#### What you need to do:
Copy out every line of the data below, character for character, with nothing added or left out.

#### Material for the task:
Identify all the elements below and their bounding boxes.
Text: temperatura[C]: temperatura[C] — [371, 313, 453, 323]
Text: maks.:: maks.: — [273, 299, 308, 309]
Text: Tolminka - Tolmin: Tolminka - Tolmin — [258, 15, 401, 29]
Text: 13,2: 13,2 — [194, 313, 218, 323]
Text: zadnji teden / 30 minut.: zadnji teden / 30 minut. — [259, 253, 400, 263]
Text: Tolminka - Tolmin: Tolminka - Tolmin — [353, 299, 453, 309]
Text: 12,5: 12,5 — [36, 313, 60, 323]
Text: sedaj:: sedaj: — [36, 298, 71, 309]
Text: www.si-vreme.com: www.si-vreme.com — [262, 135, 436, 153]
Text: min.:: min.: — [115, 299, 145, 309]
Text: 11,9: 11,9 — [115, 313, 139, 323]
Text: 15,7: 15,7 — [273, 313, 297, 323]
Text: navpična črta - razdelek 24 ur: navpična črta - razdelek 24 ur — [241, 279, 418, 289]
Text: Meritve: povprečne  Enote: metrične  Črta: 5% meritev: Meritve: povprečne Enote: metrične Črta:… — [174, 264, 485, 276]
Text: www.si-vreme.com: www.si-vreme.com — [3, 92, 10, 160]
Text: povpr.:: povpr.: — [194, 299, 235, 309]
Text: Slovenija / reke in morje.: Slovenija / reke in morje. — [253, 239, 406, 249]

#### Result of the task:
Identify all the elements below and their bounding boxes.
Text: temperatura[C]: temperatura[C] — [371, 313, 453, 323]
Text: maks.:: maks.: — [273, 299, 308, 309]
Text: Tolminka - Tolmin: Tolminka - Tolmin — [258, 15, 401, 29]
Text: 13,2: 13,2 — [194, 313, 218, 323]
Text: zadnji teden / 30 minut.: zadnji teden / 30 minut. — [259, 253, 400, 263]
Text: Tolminka - Tolmin: Tolminka - Tolmin — [353, 299, 453, 309]
Text: 12,5: 12,5 — [36, 313, 60, 323]
Text: sedaj:: sedaj: — [36, 298, 71, 309]
Text: www.si-vreme.com: www.si-vreme.com — [262, 135, 436, 153]
Text: min.:: min.: — [115, 299, 145, 309]
Text: 11,9: 11,9 — [115, 313, 139, 323]
Text: 15,7: 15,7 — [273, 313, 297, 323]
Text: navpična črta - razdelek 24 ur: navpična črta - razdelek 24 ur — [241, 279, 418, 289]
Text: Meritve: povprečne  Enote: metrične  Črta: 5% meritev: Meritve: povprečne Enote: metrične Črta:… — [174, 264, 485, 276]
Text: www.si-vreme.com: www.si-vreme.com — [3, 92, 10, 160]
Text: povpr.:: povpr.: — [194, 299, 235, 309]
Text: Slovenija / reke in morje.: Slovenija / reke in morje. — [253, 239, 406, 249]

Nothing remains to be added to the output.